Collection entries
..........

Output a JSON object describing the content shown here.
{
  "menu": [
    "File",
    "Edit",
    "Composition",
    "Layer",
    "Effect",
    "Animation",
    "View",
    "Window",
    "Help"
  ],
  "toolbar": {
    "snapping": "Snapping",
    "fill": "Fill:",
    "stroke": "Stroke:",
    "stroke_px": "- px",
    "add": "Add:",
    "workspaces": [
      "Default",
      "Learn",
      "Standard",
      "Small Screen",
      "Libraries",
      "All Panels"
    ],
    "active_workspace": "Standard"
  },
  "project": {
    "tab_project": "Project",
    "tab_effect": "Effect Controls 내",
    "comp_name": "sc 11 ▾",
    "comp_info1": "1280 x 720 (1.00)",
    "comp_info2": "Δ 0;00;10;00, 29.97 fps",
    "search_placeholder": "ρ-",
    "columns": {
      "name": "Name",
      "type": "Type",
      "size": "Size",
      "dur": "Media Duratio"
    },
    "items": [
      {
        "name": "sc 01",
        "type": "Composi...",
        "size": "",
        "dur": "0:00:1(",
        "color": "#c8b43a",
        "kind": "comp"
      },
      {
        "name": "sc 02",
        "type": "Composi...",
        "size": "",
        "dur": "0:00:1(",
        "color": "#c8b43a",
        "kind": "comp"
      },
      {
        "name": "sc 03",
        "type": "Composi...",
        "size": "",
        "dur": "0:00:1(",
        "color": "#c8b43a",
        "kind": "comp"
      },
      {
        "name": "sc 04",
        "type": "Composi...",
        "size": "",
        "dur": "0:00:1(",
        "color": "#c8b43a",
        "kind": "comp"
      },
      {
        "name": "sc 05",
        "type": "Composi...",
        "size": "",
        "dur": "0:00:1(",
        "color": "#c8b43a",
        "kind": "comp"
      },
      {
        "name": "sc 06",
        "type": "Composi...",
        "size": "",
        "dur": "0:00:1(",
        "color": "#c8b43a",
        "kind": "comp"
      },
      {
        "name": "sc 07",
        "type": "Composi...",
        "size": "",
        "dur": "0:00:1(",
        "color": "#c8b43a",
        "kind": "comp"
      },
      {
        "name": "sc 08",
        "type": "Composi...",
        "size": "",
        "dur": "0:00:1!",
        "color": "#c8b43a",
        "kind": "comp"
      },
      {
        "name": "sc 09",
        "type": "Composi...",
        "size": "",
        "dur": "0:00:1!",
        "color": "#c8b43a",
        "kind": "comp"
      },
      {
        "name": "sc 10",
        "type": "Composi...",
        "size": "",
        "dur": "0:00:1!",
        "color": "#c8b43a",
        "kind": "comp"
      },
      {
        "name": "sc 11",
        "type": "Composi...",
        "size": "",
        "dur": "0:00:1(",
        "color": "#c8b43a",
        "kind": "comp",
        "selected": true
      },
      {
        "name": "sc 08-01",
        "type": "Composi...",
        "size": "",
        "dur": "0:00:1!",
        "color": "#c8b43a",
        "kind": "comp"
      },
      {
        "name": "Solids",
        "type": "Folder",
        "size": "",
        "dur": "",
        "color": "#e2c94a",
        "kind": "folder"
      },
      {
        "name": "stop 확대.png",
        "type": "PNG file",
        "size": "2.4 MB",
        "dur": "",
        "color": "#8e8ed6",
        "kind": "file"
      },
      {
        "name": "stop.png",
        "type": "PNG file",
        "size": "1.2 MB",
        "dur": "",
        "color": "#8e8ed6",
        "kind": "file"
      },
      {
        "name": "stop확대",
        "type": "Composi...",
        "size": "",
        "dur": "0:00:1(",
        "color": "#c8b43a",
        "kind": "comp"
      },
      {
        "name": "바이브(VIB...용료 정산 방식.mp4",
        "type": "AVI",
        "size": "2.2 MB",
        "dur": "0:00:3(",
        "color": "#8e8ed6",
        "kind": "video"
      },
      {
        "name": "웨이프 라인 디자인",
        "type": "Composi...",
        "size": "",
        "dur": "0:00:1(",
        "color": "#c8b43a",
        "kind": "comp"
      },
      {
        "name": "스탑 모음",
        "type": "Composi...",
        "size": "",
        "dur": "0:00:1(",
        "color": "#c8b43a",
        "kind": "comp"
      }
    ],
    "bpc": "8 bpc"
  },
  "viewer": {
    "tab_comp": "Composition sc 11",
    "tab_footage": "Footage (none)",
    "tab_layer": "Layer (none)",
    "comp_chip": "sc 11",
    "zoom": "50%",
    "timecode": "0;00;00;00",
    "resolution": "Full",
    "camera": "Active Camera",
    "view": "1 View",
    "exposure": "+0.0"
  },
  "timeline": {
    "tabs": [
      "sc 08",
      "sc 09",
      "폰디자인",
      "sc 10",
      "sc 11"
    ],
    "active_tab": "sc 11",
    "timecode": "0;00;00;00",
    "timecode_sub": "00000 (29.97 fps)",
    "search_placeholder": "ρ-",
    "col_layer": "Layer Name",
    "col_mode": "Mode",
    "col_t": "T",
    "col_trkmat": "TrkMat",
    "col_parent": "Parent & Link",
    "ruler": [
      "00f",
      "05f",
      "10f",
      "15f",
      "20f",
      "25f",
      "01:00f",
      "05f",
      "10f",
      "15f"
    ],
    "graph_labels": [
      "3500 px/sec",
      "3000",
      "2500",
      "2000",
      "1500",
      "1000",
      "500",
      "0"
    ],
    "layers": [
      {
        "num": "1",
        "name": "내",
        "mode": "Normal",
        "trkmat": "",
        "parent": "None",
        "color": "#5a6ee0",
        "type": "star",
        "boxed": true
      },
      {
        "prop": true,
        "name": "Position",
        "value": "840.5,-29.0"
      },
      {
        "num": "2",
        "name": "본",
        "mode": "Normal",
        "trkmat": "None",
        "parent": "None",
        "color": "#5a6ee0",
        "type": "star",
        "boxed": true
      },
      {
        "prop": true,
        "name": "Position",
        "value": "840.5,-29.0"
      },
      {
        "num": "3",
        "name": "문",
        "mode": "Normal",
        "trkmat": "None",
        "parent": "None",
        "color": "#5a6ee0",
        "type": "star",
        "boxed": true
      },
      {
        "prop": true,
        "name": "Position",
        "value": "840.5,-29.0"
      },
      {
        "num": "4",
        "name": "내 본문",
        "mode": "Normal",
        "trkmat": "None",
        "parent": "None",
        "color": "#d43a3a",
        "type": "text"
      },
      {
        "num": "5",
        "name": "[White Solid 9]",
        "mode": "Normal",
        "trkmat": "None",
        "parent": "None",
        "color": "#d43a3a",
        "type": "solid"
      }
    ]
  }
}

..........

STATED EXERCISE | Write out the material exactly as given.

REPLY TO THE TASK |
Output a JSON object describing the content shown here.
{
  "menu": [
    "File",
    "Edit",
    "Composition",
    "Layer",
    "Effect",
    "Animation",
    "View",
    "Window",
    "Help"
  ],
  "toolbar": {
    "snapping": "Snapping",
    "fill": "Fill:",
    "stroke": "Stroke:",
    "stroke_px": "- px",
    "add": "Add:",
    "workspaces": [
      "Default",
      "Learn",
      "Standard",
      "Small Screen",
      "Libraries",
      "All Panels"
    ],
    "active_workspace": "Standard"
  },
  "project": {
    "tab_project": "Project",
    "tab_effect": "Effect Controls 내",
    "comp_name": "sc 11 ▾",
    "comp_info1": "1280 x 720 (1.00)",
    "comp_info2": "Δ 0;00;10;00, 29.97 fps",
    "search_placeholder": "ρ-",
    "columns": {
      "name": "Name",
      "type": "Type",
      "size": "Size",
      "dur": "Media Duratio"
    },
    "items": [
      {
        "name": "sc 01",
        "type": "Composi...",
        "size": "",
        "dur": "0:00:1(",
        "color": "#c8b43a",
        "kind": "comp"
      },
      {
        "name": "sc 02",
        "type": "Composi...",
        "size": "",
        "dur": "0:00:1(",
        "color": "#c8b43a",
        "kind": "comp"
      },
      {
        "name": "sc 03",
        "type": "Composi...",
        "size": "",
        "dur": "0:00:1(",
        "color": "#c8b43a",
        "kind": "comp"
      },
      {
        "name": "sc 04",
        "type": "Composi...",
        "size": "",
        "dur": "0:00:1(",
        "color": "#c8b43a",
        "kind": "comp"
      },
      {
        "name": "sc 05",
        "type": "Composi...",
        "size": "",
        "dur": "0:00:1(",
        "color": "#c8b43a",
        "kind": "comp"
      },
      {
        "name": "sc 06",
        "type": "Composi...",
        "size": "",
        "dur": "0:00:1(",
        "color": "#c8b43a",
        "kind": "comp"
      },
      {
        "name": "sc 07",
        "type": "Composi...",
        "size": "",
        "dur": "0:00:1(",
        "color": "#c8b43a",
        "kind": "comp"
      },
      {
        "name": "sc 08",
        "type": "Composi...",
        "size": "",
        "dur": "0:00:1!",
        "color": "#c8b43a",
        "kind": "comp"
      },
      {
        "name": "sc 09",
        "type": "Composi...",
        "size": "",
        "dur": "0:00:1!",
        "color": "#c8b43a",
        "kind": "comp"
      },
      {
        "name": "sc 10",
        "type": "Composi...",
        "size": "",
        "dur": "0:00:1!",
        "color": "#c8b43a",
        "kind": "comp"
      },
      {
        "name": "sc 11",
        "type": "Composi...",
        "size": "",
        "dur": "0:00:1(",
        "color": "#c8b43a",
        "kind": "comp",
        "selected": true
      },
      {
        "name": "sc 08-01",
        "type": "Composi...",
        "size": "",
        "dur": "0:00:1!",
        "color": "#c8b43a",
        "kind": "comp"
      },
      {
        "name": "Solids",
        "type": "Folder",
        "size": "",
        "dur": "",
        "color": "#e2c94a",
        "kind": "folder"
      },
      {
        "name": "stop 확대.png",
        "type": "PNG file",
        "size": "2.4 MB",
        "dur": "",
        "color": "#8e8ed6",
        "kind": "file"
      },
      {
        "name": "stop.png",
        "type": "PNG file",
        "size": "1.2 MB",
        "dur": "",
        "color": "#8e8ed6",
        "kind": "file"
      },
      {
        "name": "stop확대",
        "type": "Composi...",
        "size": "",
        "dur": "0:00:1(",
        "color": "#c8b43a",
        "kind": "comp"
      },
      {
        "name": "바이브(VIB...용료 정산 방식.mp4",
        "type": "AVI",
        "size": "2.2 MB",
        "dur": "0:00:3(",
        "color": "#8e8ed6",
        "kind": "video"
      },
      {
        "name": "웨이프 라인 디자인",
        "type": "Composi...",
        "size": "",
        "dur": "0:00:1(",
        "color": "#c8b43a",
        "kind": "comp"
      },
      {
        "name": "스탑 모음",
        "type": "Composi...",
        "size": "",
        "dur": "0:00:1(",
        "color": "#c8b43a",
        "kind": "comp"
      }
    ],
    "bpc": "8 bpc"
  },
  "viewer": {
    "tab_comp": "Composition sc 11",
    "tab_footage": "Footage (none)",
    "tab_layer": "Layer (none)",
    "comp_chip": "sc 11",
    "zoom": "50%",
    "timecode": "0;00;00;00",
    "resolution": "Full",
    "camera": "Active Camera",
    "view": "1 View",
    "exposure": "+0.0"
  },
  "timeline": {
    "tabs": [
      "sc 08",
      "sc 09",
      "폰디자인",
      "sc 10",
      "sc 11"
    ],
    "active_tab": "sc 11",
    "timecode": "0;00;00;00",
    "timecode_sub": "00000 (29.97 fps)",
    "search_placeholder": "ρ-",
    "col_layer": "Layer Name",
    "col_mode": "Mode",
    "col_t": "T",
    "col_trkmat": "TrkMat",
    "col_parent": "Parent & Link",
    "ruler": [
      "00f",
      "05f",
      "10f",
      "15f",
      "20f",
      "25f",
      "01:00f",
      "05f",
      "10f",
      "15f"
    ],
    "graph_labels": [
      "3500 px/sec",
      "3000",
      "2500",
      "2000",
      "1500",
      "1000",
      "500",
      "0"
    ],
    "layers": [
      {
        "num": "1",
        "name": "내",
        "mode": "Normal",
        "trkmat": "",
        "parent": "None",
        "color": "#5a6ee0",
        "type": "star",
        "boxed": true
      },
      {
        "prop": true,
        "name": "Position",
        "value": "840.5,-29.0"
      },
      {
        "num": "2",
        "name": "본",
        "mode": "Normal",
        "trkmat": "None",
        "parent": "None",
        "color": "#5a6ee0",
        "type": "star",
        "boxed": true
      },
      {
        "prop": true,
        "name": "Position",
        "value": "840.5,-29.0"
      },
      {
        "num": "3",
        "name": "문",
        "mode": "Normal",
        "trkmat": "None",
        "parent": "None",
        "color": "#5a6ee0",
        "type": "star",
        "boxed": true
      },
      {
        "prop": true,
        "name": "Position",
        "value": "840.5,-29.0"
      },
      {
        "num": "4",
        "name": "내 본문",
        "mode": "Normal",
        "trkmat": "None",
        "parent": "None",
        "color": "#d43a3a",
        "type": "text"
      },
      {
        "num": "5",
        "name": "[White Solid 9]",
        "mode": "Normal",
        "trkmat": "None",
        "parent": "None",
        "color": "#d43a3a",
        "type": "solid"
      }
    ]
  }
}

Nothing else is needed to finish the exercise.